GIVEN INSTRUCTION ▸ Print, without any change, the lines of the entries beginning with the line containing "- facebook-logo[interactable]: facebook: [2, 3, 96, 30]" and ending with the line containing "- search-icon: [514, 11, 526, 23]", both of those lines included.

A run of entries
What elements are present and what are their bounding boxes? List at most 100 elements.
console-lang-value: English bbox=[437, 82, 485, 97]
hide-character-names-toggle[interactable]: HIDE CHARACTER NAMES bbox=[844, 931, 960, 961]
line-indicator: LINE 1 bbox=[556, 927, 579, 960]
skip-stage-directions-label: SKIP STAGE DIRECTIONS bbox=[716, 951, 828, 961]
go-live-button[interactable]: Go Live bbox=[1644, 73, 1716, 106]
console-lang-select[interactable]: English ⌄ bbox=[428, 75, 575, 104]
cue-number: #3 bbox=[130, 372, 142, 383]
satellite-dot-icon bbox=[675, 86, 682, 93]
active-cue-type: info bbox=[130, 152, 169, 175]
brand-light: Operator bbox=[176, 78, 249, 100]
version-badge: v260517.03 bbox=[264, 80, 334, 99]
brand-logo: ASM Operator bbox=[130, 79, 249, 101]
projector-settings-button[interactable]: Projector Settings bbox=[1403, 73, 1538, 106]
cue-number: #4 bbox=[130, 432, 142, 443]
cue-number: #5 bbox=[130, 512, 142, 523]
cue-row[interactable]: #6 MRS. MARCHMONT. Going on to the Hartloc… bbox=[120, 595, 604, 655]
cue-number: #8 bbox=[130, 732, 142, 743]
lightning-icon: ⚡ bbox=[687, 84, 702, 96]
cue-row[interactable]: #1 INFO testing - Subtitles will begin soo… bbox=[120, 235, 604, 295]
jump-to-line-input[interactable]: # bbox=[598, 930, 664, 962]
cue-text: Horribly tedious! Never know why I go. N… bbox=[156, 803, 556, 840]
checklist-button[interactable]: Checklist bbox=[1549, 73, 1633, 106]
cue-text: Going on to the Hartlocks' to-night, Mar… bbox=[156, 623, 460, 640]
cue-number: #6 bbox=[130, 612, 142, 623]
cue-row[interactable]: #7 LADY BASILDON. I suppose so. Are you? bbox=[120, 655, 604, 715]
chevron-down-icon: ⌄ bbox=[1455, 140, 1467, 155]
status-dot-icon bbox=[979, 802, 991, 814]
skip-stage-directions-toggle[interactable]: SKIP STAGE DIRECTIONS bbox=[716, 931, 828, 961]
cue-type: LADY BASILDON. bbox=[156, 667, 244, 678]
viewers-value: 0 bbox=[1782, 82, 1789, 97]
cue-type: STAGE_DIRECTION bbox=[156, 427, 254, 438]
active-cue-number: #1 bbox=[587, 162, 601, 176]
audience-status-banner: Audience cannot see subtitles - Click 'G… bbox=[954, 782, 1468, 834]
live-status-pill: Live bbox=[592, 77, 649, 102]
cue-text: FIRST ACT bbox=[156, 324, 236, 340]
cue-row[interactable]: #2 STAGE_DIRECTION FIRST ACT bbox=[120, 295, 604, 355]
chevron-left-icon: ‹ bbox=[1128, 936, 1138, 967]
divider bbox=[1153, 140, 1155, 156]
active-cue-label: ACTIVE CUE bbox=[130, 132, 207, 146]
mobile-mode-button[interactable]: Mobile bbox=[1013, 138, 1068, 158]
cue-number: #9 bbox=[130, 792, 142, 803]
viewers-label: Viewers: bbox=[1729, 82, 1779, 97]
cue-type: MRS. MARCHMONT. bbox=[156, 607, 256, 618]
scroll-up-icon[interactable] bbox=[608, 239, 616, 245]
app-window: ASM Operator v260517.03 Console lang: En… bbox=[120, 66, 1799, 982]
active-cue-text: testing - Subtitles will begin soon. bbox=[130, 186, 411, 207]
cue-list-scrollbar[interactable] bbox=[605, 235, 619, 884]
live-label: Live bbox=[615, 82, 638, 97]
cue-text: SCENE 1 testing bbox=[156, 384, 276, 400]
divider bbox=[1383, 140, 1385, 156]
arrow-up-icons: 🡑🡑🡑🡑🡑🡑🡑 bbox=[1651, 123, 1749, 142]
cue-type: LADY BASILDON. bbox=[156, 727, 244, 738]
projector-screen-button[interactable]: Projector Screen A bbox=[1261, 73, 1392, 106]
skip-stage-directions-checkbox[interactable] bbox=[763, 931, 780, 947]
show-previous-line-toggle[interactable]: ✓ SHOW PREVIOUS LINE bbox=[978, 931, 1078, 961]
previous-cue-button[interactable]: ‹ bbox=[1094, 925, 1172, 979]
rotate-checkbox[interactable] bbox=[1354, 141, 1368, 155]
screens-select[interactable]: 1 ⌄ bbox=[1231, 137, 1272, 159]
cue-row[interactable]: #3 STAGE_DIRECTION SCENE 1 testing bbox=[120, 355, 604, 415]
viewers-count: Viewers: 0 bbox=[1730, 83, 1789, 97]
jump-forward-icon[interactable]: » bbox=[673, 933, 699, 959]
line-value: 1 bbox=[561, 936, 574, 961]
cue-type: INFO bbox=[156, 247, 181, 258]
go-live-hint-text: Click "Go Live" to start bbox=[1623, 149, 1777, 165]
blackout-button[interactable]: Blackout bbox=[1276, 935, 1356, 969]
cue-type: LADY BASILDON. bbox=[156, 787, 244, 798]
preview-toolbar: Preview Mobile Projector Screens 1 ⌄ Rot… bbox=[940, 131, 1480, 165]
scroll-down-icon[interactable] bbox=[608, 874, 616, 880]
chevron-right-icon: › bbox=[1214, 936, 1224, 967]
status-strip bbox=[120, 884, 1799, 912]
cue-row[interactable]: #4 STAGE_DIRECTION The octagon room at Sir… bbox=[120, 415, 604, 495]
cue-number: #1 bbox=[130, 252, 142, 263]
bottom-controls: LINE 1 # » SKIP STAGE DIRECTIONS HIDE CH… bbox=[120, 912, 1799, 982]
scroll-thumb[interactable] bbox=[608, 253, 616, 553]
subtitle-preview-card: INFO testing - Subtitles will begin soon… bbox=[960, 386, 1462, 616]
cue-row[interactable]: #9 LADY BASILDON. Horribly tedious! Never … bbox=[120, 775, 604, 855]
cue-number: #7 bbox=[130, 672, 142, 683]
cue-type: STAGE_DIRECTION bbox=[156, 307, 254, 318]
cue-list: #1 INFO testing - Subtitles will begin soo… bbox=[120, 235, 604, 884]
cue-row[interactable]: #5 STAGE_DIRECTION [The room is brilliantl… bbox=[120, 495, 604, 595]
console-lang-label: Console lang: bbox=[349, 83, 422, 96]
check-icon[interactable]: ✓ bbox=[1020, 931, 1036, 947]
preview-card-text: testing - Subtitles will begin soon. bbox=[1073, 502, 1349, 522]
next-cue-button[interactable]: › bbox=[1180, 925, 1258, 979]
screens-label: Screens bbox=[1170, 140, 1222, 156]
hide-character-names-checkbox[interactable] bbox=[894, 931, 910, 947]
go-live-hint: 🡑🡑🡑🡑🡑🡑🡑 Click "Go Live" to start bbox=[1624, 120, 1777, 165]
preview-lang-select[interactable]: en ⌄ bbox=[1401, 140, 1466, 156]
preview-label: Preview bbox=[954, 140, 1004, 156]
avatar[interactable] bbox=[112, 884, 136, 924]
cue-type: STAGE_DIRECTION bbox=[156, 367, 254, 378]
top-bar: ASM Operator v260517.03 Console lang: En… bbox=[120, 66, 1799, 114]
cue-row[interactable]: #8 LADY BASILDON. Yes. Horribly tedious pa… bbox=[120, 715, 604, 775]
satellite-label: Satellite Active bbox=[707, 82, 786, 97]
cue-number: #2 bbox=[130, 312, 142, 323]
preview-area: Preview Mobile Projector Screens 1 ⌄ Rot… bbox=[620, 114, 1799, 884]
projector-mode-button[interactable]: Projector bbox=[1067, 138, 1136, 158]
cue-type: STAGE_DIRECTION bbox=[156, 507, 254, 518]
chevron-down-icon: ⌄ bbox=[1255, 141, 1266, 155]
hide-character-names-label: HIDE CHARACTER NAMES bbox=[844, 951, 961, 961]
--
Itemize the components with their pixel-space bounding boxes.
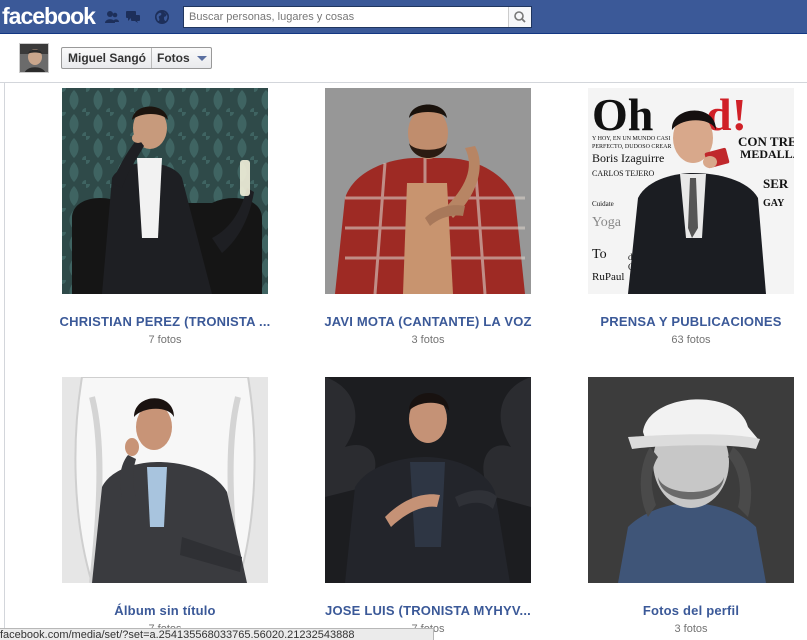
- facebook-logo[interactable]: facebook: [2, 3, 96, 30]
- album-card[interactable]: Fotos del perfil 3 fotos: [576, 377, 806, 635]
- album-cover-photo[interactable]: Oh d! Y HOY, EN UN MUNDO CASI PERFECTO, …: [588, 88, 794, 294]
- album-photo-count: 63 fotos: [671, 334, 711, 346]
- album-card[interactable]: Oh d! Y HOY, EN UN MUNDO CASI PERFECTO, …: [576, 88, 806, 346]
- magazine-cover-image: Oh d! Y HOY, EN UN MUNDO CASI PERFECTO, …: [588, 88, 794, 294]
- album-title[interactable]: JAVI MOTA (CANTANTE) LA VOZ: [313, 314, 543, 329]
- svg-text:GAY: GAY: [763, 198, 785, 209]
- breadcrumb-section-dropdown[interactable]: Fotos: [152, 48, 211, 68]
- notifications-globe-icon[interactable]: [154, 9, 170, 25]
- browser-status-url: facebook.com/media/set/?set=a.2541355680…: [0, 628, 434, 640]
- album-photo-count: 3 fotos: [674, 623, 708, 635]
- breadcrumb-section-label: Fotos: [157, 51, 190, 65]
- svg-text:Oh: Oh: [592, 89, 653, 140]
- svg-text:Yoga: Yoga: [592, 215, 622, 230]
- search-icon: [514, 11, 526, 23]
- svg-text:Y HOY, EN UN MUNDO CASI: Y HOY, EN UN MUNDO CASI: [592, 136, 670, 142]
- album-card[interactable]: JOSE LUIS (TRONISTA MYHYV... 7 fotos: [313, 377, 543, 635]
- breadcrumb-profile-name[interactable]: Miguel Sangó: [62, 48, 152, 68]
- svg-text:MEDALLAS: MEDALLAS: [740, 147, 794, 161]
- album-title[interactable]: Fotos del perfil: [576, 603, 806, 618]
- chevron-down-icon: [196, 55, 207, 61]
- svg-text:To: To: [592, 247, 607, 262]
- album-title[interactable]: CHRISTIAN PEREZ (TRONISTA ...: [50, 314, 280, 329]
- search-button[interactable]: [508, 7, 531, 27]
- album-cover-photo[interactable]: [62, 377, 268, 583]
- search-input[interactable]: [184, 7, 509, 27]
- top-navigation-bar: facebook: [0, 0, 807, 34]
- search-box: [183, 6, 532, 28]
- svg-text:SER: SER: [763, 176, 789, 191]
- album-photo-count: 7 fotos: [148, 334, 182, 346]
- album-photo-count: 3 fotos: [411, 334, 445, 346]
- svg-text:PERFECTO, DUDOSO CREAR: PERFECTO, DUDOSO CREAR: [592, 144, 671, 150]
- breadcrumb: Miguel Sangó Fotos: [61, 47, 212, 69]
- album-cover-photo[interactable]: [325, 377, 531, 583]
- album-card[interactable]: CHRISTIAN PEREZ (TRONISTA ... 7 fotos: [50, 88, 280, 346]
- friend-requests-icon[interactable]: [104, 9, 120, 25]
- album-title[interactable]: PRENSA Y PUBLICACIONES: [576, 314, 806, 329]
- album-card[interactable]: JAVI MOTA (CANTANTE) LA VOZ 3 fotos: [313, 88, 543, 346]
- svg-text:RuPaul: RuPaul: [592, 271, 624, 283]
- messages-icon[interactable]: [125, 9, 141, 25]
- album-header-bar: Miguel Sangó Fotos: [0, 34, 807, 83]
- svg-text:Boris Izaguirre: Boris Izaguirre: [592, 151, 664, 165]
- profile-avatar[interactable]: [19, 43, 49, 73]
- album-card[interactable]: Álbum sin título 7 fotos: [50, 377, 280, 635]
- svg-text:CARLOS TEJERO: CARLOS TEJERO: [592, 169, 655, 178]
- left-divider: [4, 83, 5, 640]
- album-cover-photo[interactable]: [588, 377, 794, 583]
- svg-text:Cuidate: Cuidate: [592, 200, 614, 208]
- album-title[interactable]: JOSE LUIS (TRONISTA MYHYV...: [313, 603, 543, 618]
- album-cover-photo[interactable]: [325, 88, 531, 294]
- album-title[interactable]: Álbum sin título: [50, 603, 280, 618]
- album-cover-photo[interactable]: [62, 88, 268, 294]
---
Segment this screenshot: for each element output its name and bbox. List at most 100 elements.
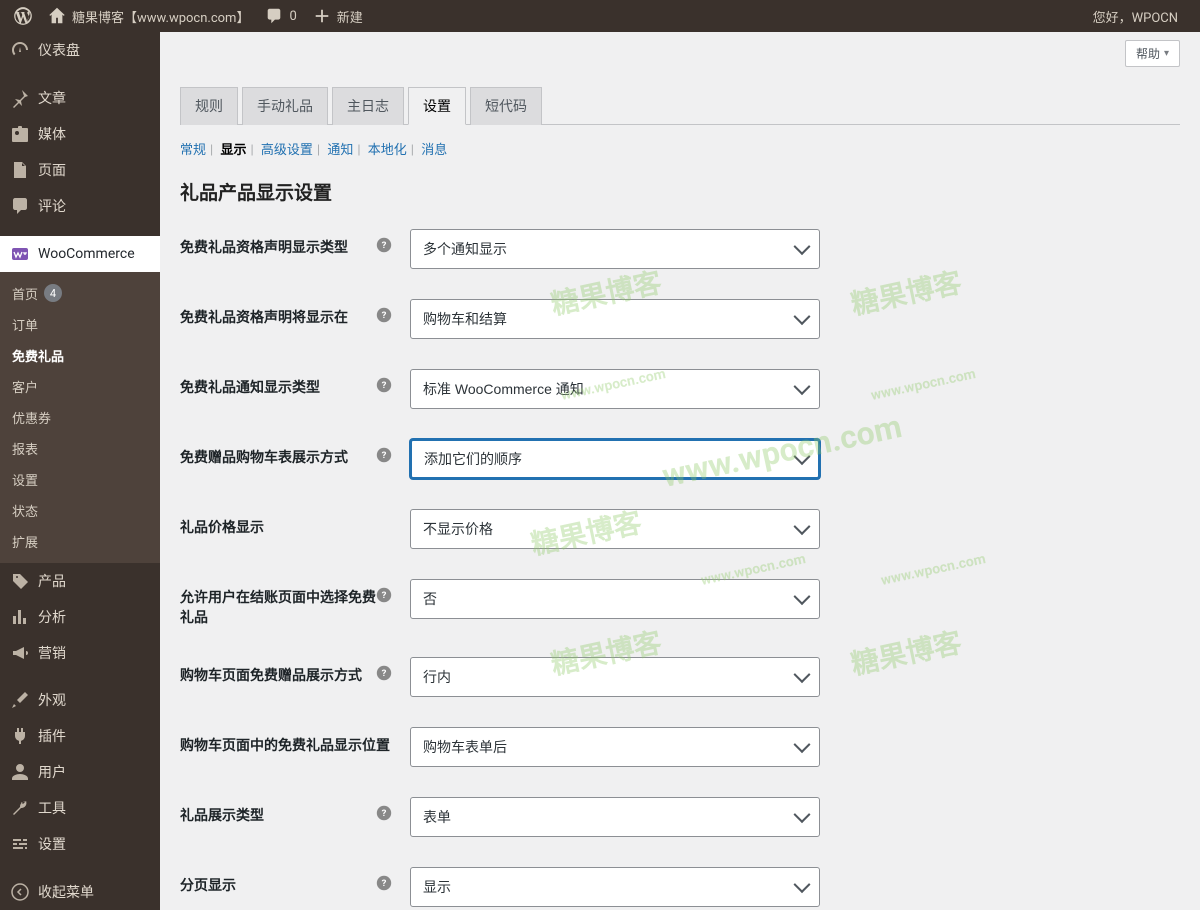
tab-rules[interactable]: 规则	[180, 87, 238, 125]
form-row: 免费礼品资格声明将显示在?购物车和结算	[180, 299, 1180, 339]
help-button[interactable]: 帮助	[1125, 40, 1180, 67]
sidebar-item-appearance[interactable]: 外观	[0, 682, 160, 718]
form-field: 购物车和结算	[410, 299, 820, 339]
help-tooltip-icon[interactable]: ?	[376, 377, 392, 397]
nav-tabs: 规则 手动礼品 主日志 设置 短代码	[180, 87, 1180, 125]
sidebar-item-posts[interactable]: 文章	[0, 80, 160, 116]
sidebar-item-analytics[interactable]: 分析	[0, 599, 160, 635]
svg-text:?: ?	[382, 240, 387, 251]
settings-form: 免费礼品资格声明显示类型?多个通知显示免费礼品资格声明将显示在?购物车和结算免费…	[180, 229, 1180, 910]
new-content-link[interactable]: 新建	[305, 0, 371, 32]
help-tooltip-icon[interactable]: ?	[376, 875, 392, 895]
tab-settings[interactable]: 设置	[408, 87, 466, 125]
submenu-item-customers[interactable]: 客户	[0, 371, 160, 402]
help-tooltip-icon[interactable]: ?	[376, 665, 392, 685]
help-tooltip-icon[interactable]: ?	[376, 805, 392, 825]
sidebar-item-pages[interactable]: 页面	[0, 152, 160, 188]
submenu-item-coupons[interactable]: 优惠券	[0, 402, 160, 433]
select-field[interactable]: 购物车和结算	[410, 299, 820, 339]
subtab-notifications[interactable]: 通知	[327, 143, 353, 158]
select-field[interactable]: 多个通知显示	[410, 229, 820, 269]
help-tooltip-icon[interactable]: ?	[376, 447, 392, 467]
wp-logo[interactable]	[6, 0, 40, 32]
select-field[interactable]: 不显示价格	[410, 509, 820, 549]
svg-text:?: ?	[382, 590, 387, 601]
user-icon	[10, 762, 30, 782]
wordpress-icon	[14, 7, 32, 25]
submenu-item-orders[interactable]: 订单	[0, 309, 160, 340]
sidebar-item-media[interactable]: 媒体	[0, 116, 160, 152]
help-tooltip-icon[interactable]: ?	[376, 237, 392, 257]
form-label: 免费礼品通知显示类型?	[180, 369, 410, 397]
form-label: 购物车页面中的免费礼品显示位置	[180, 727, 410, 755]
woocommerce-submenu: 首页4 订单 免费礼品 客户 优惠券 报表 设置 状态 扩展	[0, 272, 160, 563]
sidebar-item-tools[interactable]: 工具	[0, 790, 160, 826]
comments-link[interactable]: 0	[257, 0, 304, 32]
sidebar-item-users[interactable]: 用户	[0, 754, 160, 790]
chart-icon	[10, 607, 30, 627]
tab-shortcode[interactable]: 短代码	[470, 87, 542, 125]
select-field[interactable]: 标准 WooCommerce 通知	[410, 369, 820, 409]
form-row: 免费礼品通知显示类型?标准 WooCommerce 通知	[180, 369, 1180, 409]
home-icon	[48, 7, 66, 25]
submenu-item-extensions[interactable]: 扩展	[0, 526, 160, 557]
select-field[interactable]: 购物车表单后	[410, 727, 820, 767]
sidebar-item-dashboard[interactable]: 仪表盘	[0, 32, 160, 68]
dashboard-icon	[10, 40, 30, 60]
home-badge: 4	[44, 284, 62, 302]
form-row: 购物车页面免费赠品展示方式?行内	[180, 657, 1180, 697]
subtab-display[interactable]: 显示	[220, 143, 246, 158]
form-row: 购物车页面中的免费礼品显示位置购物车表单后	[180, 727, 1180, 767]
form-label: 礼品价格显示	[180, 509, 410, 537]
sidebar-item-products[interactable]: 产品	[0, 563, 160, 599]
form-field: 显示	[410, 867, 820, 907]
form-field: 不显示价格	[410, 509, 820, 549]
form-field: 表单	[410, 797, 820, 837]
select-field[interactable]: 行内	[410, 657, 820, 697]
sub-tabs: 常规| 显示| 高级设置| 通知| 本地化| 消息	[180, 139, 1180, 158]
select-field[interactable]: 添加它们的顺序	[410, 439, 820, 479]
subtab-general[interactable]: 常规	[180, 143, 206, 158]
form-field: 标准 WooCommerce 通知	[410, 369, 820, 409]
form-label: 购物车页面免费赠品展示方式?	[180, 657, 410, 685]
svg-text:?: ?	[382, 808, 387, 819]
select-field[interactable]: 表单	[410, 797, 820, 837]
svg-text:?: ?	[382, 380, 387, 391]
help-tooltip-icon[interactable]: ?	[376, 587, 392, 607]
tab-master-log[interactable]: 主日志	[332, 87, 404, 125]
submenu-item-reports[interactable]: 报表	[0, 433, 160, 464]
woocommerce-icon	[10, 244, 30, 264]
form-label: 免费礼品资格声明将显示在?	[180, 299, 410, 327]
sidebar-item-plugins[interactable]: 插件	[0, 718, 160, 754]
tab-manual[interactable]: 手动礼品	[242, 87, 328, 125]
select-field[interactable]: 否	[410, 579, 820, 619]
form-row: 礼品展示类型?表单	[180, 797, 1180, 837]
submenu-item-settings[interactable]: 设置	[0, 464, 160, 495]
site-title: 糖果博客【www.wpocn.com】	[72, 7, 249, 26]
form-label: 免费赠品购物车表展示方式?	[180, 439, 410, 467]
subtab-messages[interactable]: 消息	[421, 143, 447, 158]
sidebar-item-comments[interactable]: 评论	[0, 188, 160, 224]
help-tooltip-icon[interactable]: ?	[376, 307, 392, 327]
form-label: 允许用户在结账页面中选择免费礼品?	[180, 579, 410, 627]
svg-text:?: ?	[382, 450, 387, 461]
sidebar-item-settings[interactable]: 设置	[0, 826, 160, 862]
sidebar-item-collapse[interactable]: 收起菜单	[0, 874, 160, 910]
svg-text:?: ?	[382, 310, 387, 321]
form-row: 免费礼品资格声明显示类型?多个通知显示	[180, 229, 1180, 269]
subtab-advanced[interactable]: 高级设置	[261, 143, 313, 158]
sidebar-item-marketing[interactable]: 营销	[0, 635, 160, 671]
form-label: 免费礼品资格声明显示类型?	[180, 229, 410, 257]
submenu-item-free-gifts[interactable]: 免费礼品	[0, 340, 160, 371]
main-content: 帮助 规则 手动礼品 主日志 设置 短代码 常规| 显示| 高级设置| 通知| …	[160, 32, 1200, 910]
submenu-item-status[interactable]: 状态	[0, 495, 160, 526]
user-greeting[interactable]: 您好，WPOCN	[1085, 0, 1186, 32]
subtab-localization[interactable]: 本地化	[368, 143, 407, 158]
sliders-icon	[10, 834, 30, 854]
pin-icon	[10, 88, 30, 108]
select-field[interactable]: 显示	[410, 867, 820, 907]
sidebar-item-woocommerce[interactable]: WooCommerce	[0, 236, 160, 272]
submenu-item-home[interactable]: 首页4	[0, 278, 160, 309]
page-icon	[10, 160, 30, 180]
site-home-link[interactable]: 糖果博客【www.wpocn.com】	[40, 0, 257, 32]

RESULT OF THIS TASK ▸
- facebook-logo[interactable]: facebook: [2, 3, 96, 30]
- album-card[interactable]: Fotos del perfil 3 fotos: [576, 377, 806, 635]
- album-cover-photo[interactable]: Oh d! Y HOY, EN UN MUNDO CASI PERFECTO, …: [588, 88, 794, 294]
- album-photo-count: 63 fotos: [671, 334, 711, 346]
- album-card[interactable]: Oh d! Y HOY, EN UN MUNDO CASI PERFECTO, …: [576, 88, 806, 346]
- magazine-cover-image: Oh d! Y HOY, EN UN MUNDO CASI PERFECTO, …: [588, 88, 794, 294]
- album-title[interactable]: JAVI MOTA (CANTANTE) LA VOZ: [313, 314, 543, 329]
- svg-text:GAY: GAY: [763, 198, 785, 209]
- breadcrumb-section-dropdown[interactable]: Fotos: [152, 48, 211, 68]
- notifications-globe-icon[interactable]: [154, 9, 170, 25]
- browser-status-url: facebook.com/media/set/?set=a.2541355680…: [0, 628, 434, 640]
- album-photo-count: 3 fotos: [674, 623, 708, 635]
- breadcrumb-section-label: Fotos: [157, 51, 190, 65]
- svg-text:Oh: Oh: [592, 89, 653, 140]
- svg-text:Yoga: Yoga: [592, 215, 622, 230]
- search-icon: [514, 11, 526, 23]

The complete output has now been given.